▸ DATA ENTRIES:
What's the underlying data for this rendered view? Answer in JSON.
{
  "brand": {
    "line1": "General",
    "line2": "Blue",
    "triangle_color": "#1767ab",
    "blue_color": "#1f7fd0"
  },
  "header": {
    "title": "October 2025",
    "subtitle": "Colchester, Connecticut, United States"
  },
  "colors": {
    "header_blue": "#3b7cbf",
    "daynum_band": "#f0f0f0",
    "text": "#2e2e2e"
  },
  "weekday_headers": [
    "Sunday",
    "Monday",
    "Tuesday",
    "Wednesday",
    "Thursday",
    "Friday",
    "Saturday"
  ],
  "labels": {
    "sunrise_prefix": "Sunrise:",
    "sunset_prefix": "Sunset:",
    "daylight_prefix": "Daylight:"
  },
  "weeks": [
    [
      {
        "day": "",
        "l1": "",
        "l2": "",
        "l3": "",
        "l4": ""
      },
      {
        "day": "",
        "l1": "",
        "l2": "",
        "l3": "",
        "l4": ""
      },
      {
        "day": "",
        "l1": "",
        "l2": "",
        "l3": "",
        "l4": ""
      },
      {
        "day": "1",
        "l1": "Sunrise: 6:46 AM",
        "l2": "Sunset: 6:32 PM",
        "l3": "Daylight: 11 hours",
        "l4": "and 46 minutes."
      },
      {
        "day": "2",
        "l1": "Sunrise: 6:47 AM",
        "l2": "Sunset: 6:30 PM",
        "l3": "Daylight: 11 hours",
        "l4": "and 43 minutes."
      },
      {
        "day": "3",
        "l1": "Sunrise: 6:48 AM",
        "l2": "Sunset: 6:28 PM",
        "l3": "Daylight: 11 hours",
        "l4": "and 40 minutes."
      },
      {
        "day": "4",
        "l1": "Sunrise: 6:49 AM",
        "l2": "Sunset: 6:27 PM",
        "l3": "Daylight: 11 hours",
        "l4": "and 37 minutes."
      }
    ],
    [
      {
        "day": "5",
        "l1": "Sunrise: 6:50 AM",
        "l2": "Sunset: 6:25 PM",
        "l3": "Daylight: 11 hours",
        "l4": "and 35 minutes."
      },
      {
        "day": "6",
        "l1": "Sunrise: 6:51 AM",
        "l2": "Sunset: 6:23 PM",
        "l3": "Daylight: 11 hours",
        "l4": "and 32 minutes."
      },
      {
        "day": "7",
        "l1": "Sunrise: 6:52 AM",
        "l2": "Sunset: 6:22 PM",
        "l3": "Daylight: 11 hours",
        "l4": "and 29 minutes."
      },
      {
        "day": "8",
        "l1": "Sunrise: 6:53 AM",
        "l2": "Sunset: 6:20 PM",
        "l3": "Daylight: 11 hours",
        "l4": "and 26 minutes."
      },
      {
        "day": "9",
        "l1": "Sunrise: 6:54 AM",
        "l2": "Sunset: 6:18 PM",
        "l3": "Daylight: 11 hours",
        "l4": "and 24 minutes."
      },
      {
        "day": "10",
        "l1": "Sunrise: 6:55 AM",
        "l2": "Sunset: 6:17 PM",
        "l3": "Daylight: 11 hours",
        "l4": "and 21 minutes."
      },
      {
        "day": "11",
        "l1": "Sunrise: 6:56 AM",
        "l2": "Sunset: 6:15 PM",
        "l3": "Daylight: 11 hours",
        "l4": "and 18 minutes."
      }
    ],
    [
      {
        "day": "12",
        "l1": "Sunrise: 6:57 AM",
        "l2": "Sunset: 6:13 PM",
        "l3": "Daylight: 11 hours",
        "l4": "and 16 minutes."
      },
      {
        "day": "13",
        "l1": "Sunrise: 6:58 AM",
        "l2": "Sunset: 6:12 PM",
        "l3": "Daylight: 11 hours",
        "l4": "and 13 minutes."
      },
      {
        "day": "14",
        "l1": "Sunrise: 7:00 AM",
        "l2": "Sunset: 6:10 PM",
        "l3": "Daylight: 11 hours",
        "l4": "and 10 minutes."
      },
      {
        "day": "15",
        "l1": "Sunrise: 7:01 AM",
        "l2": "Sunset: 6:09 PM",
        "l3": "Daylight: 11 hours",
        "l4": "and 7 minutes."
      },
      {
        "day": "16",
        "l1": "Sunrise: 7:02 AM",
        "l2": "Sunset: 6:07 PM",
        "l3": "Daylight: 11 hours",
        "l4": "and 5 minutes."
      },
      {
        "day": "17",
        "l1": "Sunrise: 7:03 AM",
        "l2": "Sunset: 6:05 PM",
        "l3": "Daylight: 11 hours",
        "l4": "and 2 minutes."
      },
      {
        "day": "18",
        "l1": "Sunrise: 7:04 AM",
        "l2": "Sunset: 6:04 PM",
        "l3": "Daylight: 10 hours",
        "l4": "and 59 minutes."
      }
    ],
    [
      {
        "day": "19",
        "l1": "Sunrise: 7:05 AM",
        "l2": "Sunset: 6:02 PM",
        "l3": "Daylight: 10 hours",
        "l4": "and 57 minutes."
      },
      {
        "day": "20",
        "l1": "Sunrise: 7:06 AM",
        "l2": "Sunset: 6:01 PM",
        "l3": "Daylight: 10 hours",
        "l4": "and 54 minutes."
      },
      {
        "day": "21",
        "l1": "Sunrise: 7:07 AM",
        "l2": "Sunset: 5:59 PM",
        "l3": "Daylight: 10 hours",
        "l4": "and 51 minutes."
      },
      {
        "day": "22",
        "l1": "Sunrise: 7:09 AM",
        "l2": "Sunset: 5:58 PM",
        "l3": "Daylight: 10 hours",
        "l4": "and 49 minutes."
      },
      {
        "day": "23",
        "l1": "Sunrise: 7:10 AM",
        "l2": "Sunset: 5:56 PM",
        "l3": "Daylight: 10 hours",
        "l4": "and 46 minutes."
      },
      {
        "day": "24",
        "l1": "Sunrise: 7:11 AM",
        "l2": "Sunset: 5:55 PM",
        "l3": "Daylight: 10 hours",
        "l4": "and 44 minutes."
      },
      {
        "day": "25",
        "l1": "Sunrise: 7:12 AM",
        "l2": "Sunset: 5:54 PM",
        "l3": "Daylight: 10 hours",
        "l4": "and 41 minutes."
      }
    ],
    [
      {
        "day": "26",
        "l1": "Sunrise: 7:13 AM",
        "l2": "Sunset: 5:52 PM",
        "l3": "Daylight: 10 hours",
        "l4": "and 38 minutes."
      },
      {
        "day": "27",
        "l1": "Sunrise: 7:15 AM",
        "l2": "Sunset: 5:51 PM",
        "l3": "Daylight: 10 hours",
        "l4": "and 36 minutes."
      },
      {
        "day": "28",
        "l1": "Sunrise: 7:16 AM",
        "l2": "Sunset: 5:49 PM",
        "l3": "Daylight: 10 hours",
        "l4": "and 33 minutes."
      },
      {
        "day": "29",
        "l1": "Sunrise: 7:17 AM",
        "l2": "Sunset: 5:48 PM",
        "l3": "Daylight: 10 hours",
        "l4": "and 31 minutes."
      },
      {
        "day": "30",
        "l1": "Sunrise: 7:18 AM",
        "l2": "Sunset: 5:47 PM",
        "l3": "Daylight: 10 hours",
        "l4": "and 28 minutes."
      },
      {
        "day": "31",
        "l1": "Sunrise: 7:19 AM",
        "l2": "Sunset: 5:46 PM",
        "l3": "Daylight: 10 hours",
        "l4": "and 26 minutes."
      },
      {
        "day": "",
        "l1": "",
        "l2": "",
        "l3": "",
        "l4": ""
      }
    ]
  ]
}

▸ EXERCISE:
Everything in the listing above should be restated exactly.

▸ EXERCISE OUTPUT:
What's the underlying data for this rendered view? Answer in JSON.
{
  "brand": {
    "line1": "General",
    "line2": "Blue",
    "triangle_color": "#1767ab",
    "blue_color": "#1f7fd0"
  },
  "header": {
    "title": "October 2025",
    "subtitle": "Colchester, Connecticut, United States"
  },
  "colors": {
    "header_blue": "#3b7cbf",
    "daynum_band": "#f0f0f0",
    "text": "#2e2e2e"
  },
  "weekday_headers": [
    "Sunday",
    "Monday",
    "Tuesday",
    "Wednesday",
    "Thursday",
    "Friday",
    "Saturday"
  ],
  "labels": {
    "sunrise_prefix": "Sunrise:",
    "sunset_prefix": "Sunset:",
    "daylight_prefix": "Daylight:"
  },
  "weeks": [
    [
      {
        "day": "",
        "l1": "",
        "l2": "",
        "l3": "",
        "l4": ""
      },
      {
        "day": "",
        "l1": "",
        "l2": "",
        "l3": "",
        "l4": ""
      },
      {
        "day": "",
        "l1": "",
        "l2": "",
        "l3": "",
        "l4": ""
      },
      {
        "day": "1",
        "l1": "Sunrise: 6:46 AM",
        "l2": "Sunset: 6:32 PM",
        "l3": "Daylight: 11 hours",
        "l4": "and 46 minutes."
      },
      {
        "day": "2",
        "l1": "Sunrise: 6:47 AM",
        "l2": "Sunset: 6:30 PM",
        "l3": "Daylight: 11 hours",
        "l4": "and 43 minutes."
      },
      {
        "day": "3",
        "l1": "Sunrise: 6:48 AM",
        "l2": "Sunset: 6:28 PM",
        "l3": "Daylight: 11 hours",
        "l4": "and 40 minutes."
      },
      {
        "day": "4",
        "l1": "Sunrise: 6:49 AM",
        "l2": "Sunset: 6:27 PM",
        "l3": "Daylight: 11 hours",
        "l4": "and 37 minutes."
      }
    ],
    [
      {
        "day": "5",
        "l1": "Sunrise: 6:50 AM",
        "l2": "Sunset: 6:25 PM",
        "l3": "Daylight: 11 hours",
        "l4": "and 35 minutes."
      },
      {
        "day": "6",
        "l1": "Sunrise: 6:51 AM",
        "l2": "Sunset: 6:23 PM",
        "l3": "Daylight: 11 hours",
        "l4": "and 32 minutes."
      },
      {
        "day": "7",
        "l1": "Sunrise: 6:52 AM",
        "l2": "Sunset: 6:22 PM",
        "l3": "Daylight: 11 hours",
        "l4": "and 29 minutes."
      },
      {
        "day": "8",
        "l1": "Sunrise: 6:53 AM",
        "l2": "Sunset: 6:20 PM",
        "l3": "Daylight: 11 hours",
        "l4": "and 26 minutes."
      },
      {
        "day": "9",
        "l1": "Sunrise: 6:54 AM",
        "l2": "Sunset: 6:18 PM",
        "l3": "Daylight: 11 hours",
        "l4": "and 24 minutes."
      },
      {
        "day": "10",
        "l1": "Sunrise: 6:55 AM",
        "l2": "Sunset: 6:17 PM",
        "l3": "Daylight: 11 hours",
        "l4": "and 21 minutes."
      },
      {
        "day": "11",
        "l1": "Sunrise: 6:56 AM",
        "l2": "Sunset: 6:15 PM",
        "l3": "Daylight: 11 hours",
        "l4": "and 18 minutes."
      }
    ],
    [
      {
        "day": "12",
        "l1": "Sunrise: 6:57 AM",
        "l2": "Sunset: 6:13 PM",
        "l3": "Daylight: 11 hours",
        "l4": "and 16 minutes."
      },
      {
        "day": "13",
        "l1": "Sunrise: 6:58 AM",
        "l2": "Sunset: 6:12 PM",
        "l3": "Daylight: 11 hours",
        "l4": "and 13 minutes."
      },
      {
        "day": "14",
        "l1": "Sunrise: 7:00 AM",
        "l2": "Sunset: 6:10 PM",
        "l3": "Daylight: 11 hours",
        "l4": "and 10 minutes."
      },
      {
        "day": "15",
        "l1": "Sunrise: 7:01 AM",
        "l2": "Sunset: 6:09 PM",
        "l3": "Daylight: 11 hours",
        "l4": "and 7 minutes."
      },
      {
        "day": "16",
        "l1": "Sunrise: 7:02 AM",
        "l2": "Sunset: 6:07 PM",
        "l3": "Daylight: 11 hours",
        "l4": "and 5 minutes."
      },
      {
        "day": "17",
        "l1": "Sunrise: 7:03 AM",
        "l2": "Sunset: 6:05 PM",
        "l3": "Daylight: 11 hours",
        "l4": "and 2 minutes."
      },
      {
        "day": "18",
        "l1": "Sunrise: 7:04 AM",
        "l2": "Sunset: 6:04 PM",
        "l3": "Daylight: 10 hours",
        "l4": "and 59 minutes."
      }
    ],
    [
      {
        "day": "19",
        "l1": "Sunrise: 7:05 AM",
        "l2": "Sunset: 6:02 PM",
        "l3": "Daylight: 10 hours",
        "l4": "and 57 minutes."
      },
      {
        "day": "20",
        "l1": "Sunrise: 7:06 AM",
        "l2": "Sunset: 6:01 PM",
        "l3": "Daylight: 10 hours",
        "l4": "and 54 minutes."
      },
      {
        "day": "21",
        "l1": "Sunrise: 7:07 AM",
        "l2": "Sunset: 5:59 PM",
        "l3": "Daylight: 10 hours",
        "l4": "and 51 minutes."
      },
      {
        "day": "22",
        "l1": "Sunrise: 7:09 AM",
        "l2": "Sunset: 5:58 PM",
        "l3": "Daylight: 10 hours",
        "l4": "and 49 minutes."
      },
      {
        "day": "23",
        "l1": "Sunrise: 7:10 AM",
        "l2": "Sunset: 5:56 PM",
        "l3": "Daylight: 10 hours",
        "l4": "and 46 minutes."
      },
      {
        "day": "24",
        "l1": "Sunrise: 7:11 AM",
        "l2": "Sunset: 5:55 PM",
        "l3": "Daylight: 10 hours",
        "l4": "and 44 minutes."
      },
      {
        "day": "25",
        "l1": "Sunrise: 7:12 AM",
        "l2": "Sunset: 5:54 PM",
        "l3": "Daylight: 10 hours",
        "l4": "and 41 minutes."
      }
    ],
    [
      {
        "day": "26",
        "l1": "Sunrise: 7:13 AM",
        "l2": "Sunset: 5:52 PM",
        "l3": "Daylight: 10 hours",
        "l4": "and 38 minutes."
      },
      {
        "day": "27",
        "l1": "Sunrise: 7:15 AM",
        "l2": "Sunset: 5:51 PM",
        "l3": "Daylight: 10 hours",
        "l4": "and 36 minutes."
      },
      {
        "day": "28",
        "l1": "Sunrise: 7:16 AM",
        "l2": "Sunset: 5:49 PM",
        "l3": "Daylight: 10 hours",
        "l4": "and 33 minutes."
      },
      {
        "day": "29",
        "l1": "Sunrise: 7:17 AM",
        "l2": "Sunset: 5:48 PM",
        "l3": "Daylight: 10 hours",
        "l4": "and 31 minutes."
      },
      {
        "day": "30",
        "l1": "Sunrise: 7:18 AM",
        "l2": "Sunset: 5:47 PM",
        "l3": "Daylight: 10 hours",
        "l4": "and 28 minutes."
      },
      {
        "day": "31",
        "l1": "Sunrise: 7:19 AM",
        "l2": "Sunset: 5:46 PM",
        "l3": "Daylight: 10 hours",
        "l4": "and 26 minutes."
      },
      {
        "day": "",
        "l1": "",
        "l2": "",
        "l3": "",
        "l4": ""
      }
    ]
  ]
}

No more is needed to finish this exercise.